─── Records supplied

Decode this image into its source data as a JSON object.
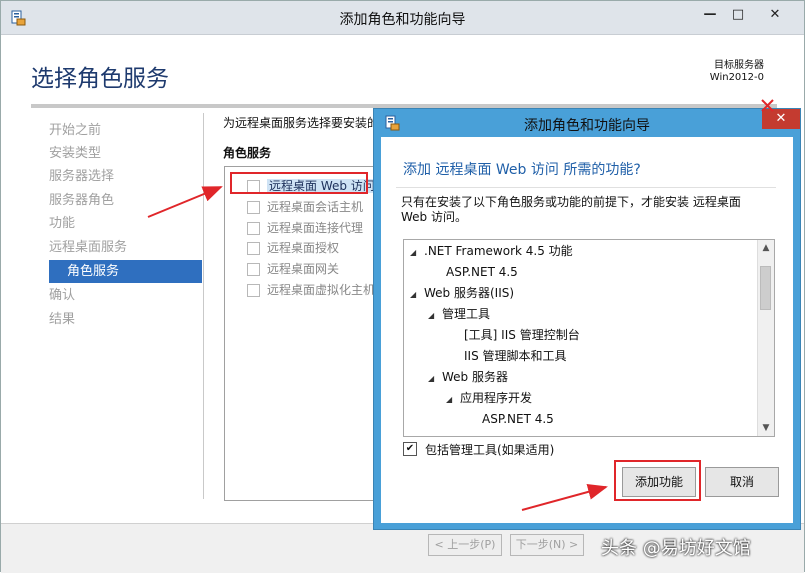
{
  "main_window": {
    "title": "添加角色和功能向导",
    "heading": "选择角色服务",
    "destination_label": "目标服务器",
    "destination_value": "Win2012-0",
    "nav_items": [
      {
        "label": "开始之前",
        "active": false
      },
      {
        "label": "安装类型",
        "active": false
      },
      {
        "label": "服务器选择",
        "active": false
      },
      {
        "label": "服务器角色",
        "active": false
      },
      {
        "label": "功能",
        "active": false
      },
      {
        "label": "远程桌面服务",
        "active": false
      },
      {
        "label": "角色服务",
        "active": true
      },
      {
        "label": "确认",
        "active": false
      },
      {
        "label": "结果",
        "active": false
      }
    ],
    "description": "为远程桌面服务选择要安装的",
    "roles_label": "角色服务",
    "roles": [
      "远程桌面 Web 访问",
      "远程桌面会话主机",
      "远程桌面连接代理",
      "远程桌面授权",
      "远程桌面网关",
      "远程桌面虚拟化主机"
    ],
    "prev_button": "< 上一步(P)",
    "next_button": "下一步(N) >",
    "window_buttons": {
      "min": "—",
      "max": "□",
      "close": "✕"
    }
  },
  "dialog": {
    "title": "添加角色和功能向导",
    "close": "✕",
    "question": "添加 远程桌面 Web 访问 所需的功能?",
    "info": "只有在安装了以下角色服务或功能的前提下，才能安装 远程桌面 Web 访问。",
    "tree": [
      {
        "label": ".NET Framework 4.5 功能",
        "level": 0,
        "expander": true
      },
      {
        "label": "ASP.NET 4.5",
        "level": 1,
        "expander": false
      },
      {
        "label": "Web 服务器(IIS)",
        "level": 0,
        "expander": true
      },
      {
        "label": "管理工具",
        "level": 1,
        "expander": true
      },
      {
        "label": "[工具] IIS 管理控制台",
        "level": 2,
        "expander": false
      },
      {
        "label": "IIS 管理脚本和工具",
        "level": 2,
        "expander": false
      },
      {
        "label": "Web 服务器",
        "level": 1,
        "expander": true
      },
      {
        "label": "应用程序开发",
        "level": 2,
        "expander": true
      },
      {
        "label": "ASP.NET 4.5",
        "level": 3,
        "expander": false
      }
    ],
    "include_tools": "包括管理工具(如果适用)",
    "include_checked": true,
    "add_button": "添加功能",
    "cancel_button": "取消"
  },
  "watermark": "头条 @易坊好文馆",
  "colors": {
    "accent_red": "#e0262a",
    "dialog_frame": "#49a0d8",
    "heading_blue": "#1e3a6e",
    "nav_active": "#2f6fbf"
  }
}
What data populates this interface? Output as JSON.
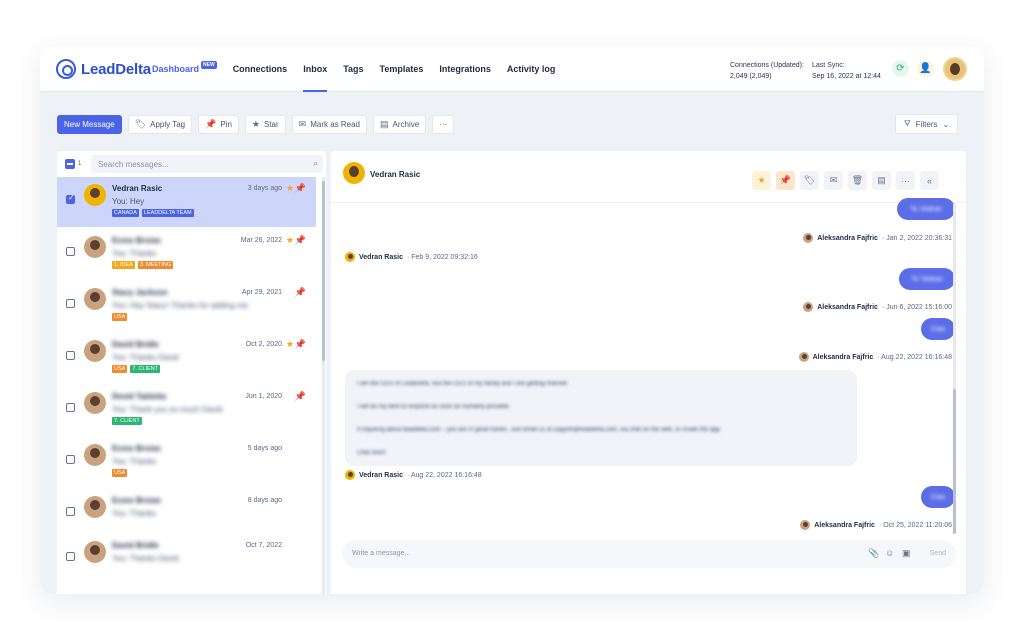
{
  "header": {
    "brand": "LeadDelta",
    "nav": [
      "Dashboard",
      "Connections",
      "Inbox",
      "Tags",
      "Templates",
      "Integrations",
      "Activity log"
    ],
    "dashboard_badge": "NEW",
    "active_nav": "Inbox",
    "connections_label": "Connections (Updated):",
    "connections_value": "2,049 (2,049)",
    "sync_label": "Last Sync:",
    "sync_value": "Sep 16, 2022 at 12:44"
  },
  "toolbar": {
    "new_message": "New Message",
    "apply_tag": "Apply Tag",
    "pin": "Pin",
    "star": "Star",
    "mark_read": "Mark as Read",
    "archive": "Archive",
    "more": "···",
    "filters": "Filters"
  },
  "list": {
    "selected_count": "1",
    "search_placeholder": "Search messages...",
    "items": [
      {
        "name": "Vedran Rasic",
        "preview": "You: Hey",
        "date": "3 days ago",
        "tags": [
          {
            "label": "CANADA",
            "color": "#4b63e6"
          },
          {
            "label": "LEADDELTA TEAM",
            "color": "#4b63e6"
          }
        ]
      },
      {
        "name": "Ecmo Brsian",
        "preview": "You: Thanks",
        "date": "Mar 26, 2022",
        "tags": [
          {
            "label": "1. IDEA",
            "color": "#f1a81c"
          },
          {
            "label": "3. MEETING",
            "color": "#f08c2d"
          }
        ]
      },
      {
        "name": "Stacy Jackson",
        "preview": "You: Hey Stacy! Thanks for adding me",
        "date": "Apr 29, 2021",
        "tags": [
          {
            "label": "USA",
            "color": "#f08c2d"
          }
        ]
      },
      {
        "name": "David Bridle",
        "preview": "You: Thanks David",
        "date": "Oct 2, 2020",
        "tags": [
          {
            "label": "USA",
            "color": "#f08c2d"
          },
          {
            "label": "7. CLIENT",
            "color": "#2bb673"
          }
        ]
      },
      {
        "name": "Devid Tabletta",
        "preview": "You: Thank you so much David",
        "date": "Jun 1, 2020",
        "tags": [
          {
            "label": "7. CLIENT",
            "color": "#2bb673"
          }
        ]
      },
      {
        "name": "Ecmo Brsian",
        "preview": "You: Thanks",
        "date": "5 days ago",
        "tags": [
          {
            "label": "USA",
            "color": "#f08c2d"
          }
        ]
      },
      {
        "name": "Ecmo Brsian",
        "preview": "You: Thanks",
        "date": "8 days ago",
        "tags": []
      },
      {
        "name": "David Bridle",
        "preview": "You: Thanks David",
        "date": "Oct 7, 2022",
        "tags": []
      }
    ]
  },
  "chat": {
    "contact": "Vedran Rasic",
    "messages": [
      {
        "text": "To Vedran",
        "sender": "Aleksandra Fajfric",
        "time": "· Jan 2, 2022 20:36:31"
      },
      {
        "sender": "Vedran Rasic",
        "time": "· Feb 9, 2022 09:32:16"
      },
      {
        "text": "To Vedran",
        "sender": "Aleksandra Fajfric",
        "time": "· Jun 6, 2022 15:16:00"
      },
      {
        "text": "Ciao",
        "sender": "Aleksandra Fajfric",
        "time": "· Aug 22, 2022 16:16:48"
      },
      {
        "sender": "Vedran Rasic",
        "time": "· Aug 22, 2022 16:16:48"
      },
      {
        "text": "Ciao",
        "sender": "Aleksandra Fajfric",
        "time": "· Oct 25, 2022 11:20:06"
      }
    ],
    "long_message": [
      "I am the CEO of LeadDelta. But the CEO of my family and I are getting married.",
      "I will do my best to respond as soon as humanly possible.",
      "If inquiring about leaddelta.com – you are in great hands. Just email us at support@leaddelta.com, via chat on the web, or inside the app.",
      "Chat soon!"
    ],
    "compose_placeholder": "Write a message...",
    "send": "Send"
  }
}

──────

> Exercise directions:
The entries above are to be returned exactly, without their pictures.

> Expected answer:
Decode this image into its source data as a JSON object.
{
  "main_window": {
    "title": "添加角色和功能向导",
    "heading": "选择角色服务",
    "destination_label": "目标服务器",
    "destination_value": "Win2012-0",
    "nav_items": [
      {
        "label": "开始之前",
        "active": false
      },
      {
        "label": "安装类型",
        "active": false
      },
      {
        "label": "服务器选择",
        "active": false
      },
      {
        "label": "服务器角色",
        "active": false
      },
      {
        "label": "功能",
        "active": false
      },
      {
        "label": "远程桌面服务",
        "active": false
      },
      {
        "label": "角色服务",
        "active": true
      },
      {
        "label": "确认",
        "active": false
      },
      {
        "label": "结果",
        "active": false
      }
    ],
    "description": "为远程桌面服务选择要安装的",
    "roles_label": "角色服务",
    "roles": [
      "远程桌面 Web 访问",
      "远程桌面会话主机",
      "远程桌面连接代理",
      "远程桌面授权",
      "远程桌面网关",
      "远程桌面虚拟化主机"
    ],
    "prev_button": "< 上一步(P)",
    "next_button": "下一步(N) >",
    "window_buttons": {
      "min": "—",
      "max": "□",
      "close": "✕"
    }
  },
  "dialog": {
    "title": "添加角色和功能向导",
    "close": "✕",
    "question": "添加 远程桌面 Web 访问 所需的功能?",
    "info": "只有在安装了以下角色服务或功能的前提下，才能安装 远程桌面 Web 访问。",
    "tree": [
      {
        "label": ".NET Framework 4.5 功能",
        "level": 0,
        "expander": true
      },
      {
        "label": "ASP.NET 4.5",
        "level": 1,
        "expander": false
      },
      {
        "label": "Web 服务器(IIS)",
        "level": 0,
        "expander": true
      },
      {
        "label": "管理工具",
        "level": 1,
        "expander": true
      },
      {
        "label": "[工具] IIS 管理控制台",
        "level": 2,
        "expander": false
      },
      {
        "label": "IIS 管理脚本和工具",
        "level": 2,
        "expander": false
      },
      {
        "label": "Web 服务器",
        "level": 1,
        "expander": true
      },
      {
        "label": "应用程序开发",
        "level": 2,
        "expander": true
      },
      {
        "label": "ASP.NET 4.5",
        "level": 3,
        "expander": false
      }
    ],
    "include_tools": "包括管理工具(如果适用)",
    "include_checked": true,
    "add_button": "添加功能",
    "cancel_button": "取消"
  },
  "watermark": "头条 @易坊好文馆",
  "colors": {
    "accent_red": "#e0262a",
    "dialog_frame": "#49a0d8",
    "heading_blue": "#1e3a6e",
    "nav_active": "#2f6fbf"
  }
}
What data populates this interface? Output as JSON.
{
  "header": {
    "brand": "LeadDelta",
    "nav": [
      "Dashboard",
      "Connections",
      "Inbox",
      "Tags",
      "Templates",
      "Integrations",
      "Activity log"
    ],
    "dashboard_badge": "NEW",
    "active_nav": "Inbox",
    "connections_label": "Connections (Updated):",
    "connections_value": "2,049 (2,049)",
    "sync_label": "Last Sync:",
    "sync_value": "Sep 16, 2022 at 12:44"
  },
  "toolbar": {
    "new_message": "New Message",
    "apply_tag": "Apply Tag",
    "pin": "Pin",
    "star": "Star",
    "mark_read": "Mark as Read",
    "archive": "Archive",
    "more": "···",
    "filters": "Filters"
  },
  "list": {
    "selected_count": "1",
    "search_placeholder": "Search messages...",
    "items": [
      {
        "name": "Vedran Rasic",
        "preview": "You: Hey",
        "date": "3 days ago",
        "tags": [
          {
            "label": "CANADA",
            "color": "#4b63e6"
          },
          {
            "label": "LEADDELTA TEAM",
            "color": "#4b63e6"
          }
        ]
      },
      {
        "name": "Ecmo Brsian",
        "preview": "You: Thanks",
        "date": "Mar 26, 2022",
        "tags": [
          {
            "label": "1. IDEA",
            "color": "#f1a81c"
          },
          {
            "label": "3. MEETING",
            "color": "#f08c2d"
          }
        ]
      },
      {
        "name": "Stacy Jackson",
        "preview": "You: Hey Stacy! Thanks for adding me",
        "date": "Apr 29, 2021",
        "tags": [
          {
            "label": "USA",
            "color": "#f08c2d"
          }
        ]
      },
      {
        "name": "David Bridle",
        "preview": "You: Thanks David",
        "date": "Oct 2, 2020",
        "tags": [
          {
            "label": "USA",
            "color": "#f08c2d"
          },
          {
            "label": "7. CLIENT",
            "color": "#2bb673"
          }
        ]
      },
      {
        "name": "Devid Tabletta",
        "preview": "You: Thank you so much David",
        "date": "Jun 1, 2020",
        "tags": [
          {
            "label": "7. CLIENT",
            "color": "#2bb673"
          }
        ]
      },
      {
        "name": "Ecmo Brsian",
        "preview": "You: Thanks",
        "date": "5 days ago",
        "tags": [
          {
            "label": "USA",
            "color": "#f08c2d"
          }
        ]
      },
      {
        "name": "Ecmo Brsian",
        "preview": "You: Thanks",
        "date": "8 days ago",
        "tags": []
      },
      {
        "name": "David Bridle",
        "preview": "You: Thanks David",
        "date": "Oct 7, 2022",
        "tags": []
      }
    ]
  },
  "chat": {
    "contact": "Vedran Rasic",
    "messages": [
      {
        "text": "To Vedran",
        "sender": "Aleksandra Fajfric",
        "time": "· Jan 2, 2022 20:36:31"
      },
      {
        "sender": "Vedran Rasic",
        "time": "· Feb 9, 2022 09:32:16"
      },
      {
        "text": "To Vedran",
        "sender": "Aleksandra Fajfric",
        "time": "· Jun 6, 2022 15:16:00"
      },
      {
        "text": "Ciao",
        "sender": "Aleksandra Fajfric",
        "time": "· Aug 22, 2022 16:16:48"
      },
      {
        "sender": "Vedran Rasic",
        "time": "· Aug 22, 2022 16:16:48"
      },
      {
        "text": "Ciao",
        "sender": "Aleksandra Fajfric",
        "time": "· Oct 25, 2022 11:20:06"
      }
    ],
    "long_message": [
      "I am the CEO of LeadDelta. But the CEO of my family and I are getting married.",
      "I will do my best to respond as soon as humanly possible.",
      "If inquiring about leaddelta.com – you are in great hands. Just email us at support@leaddelta.com, via chat on the web, or inside the app.",
      "Chat soon!"
    ],
    "compose_placeholder": "Write a message...",
    "send": "Send"
  }
}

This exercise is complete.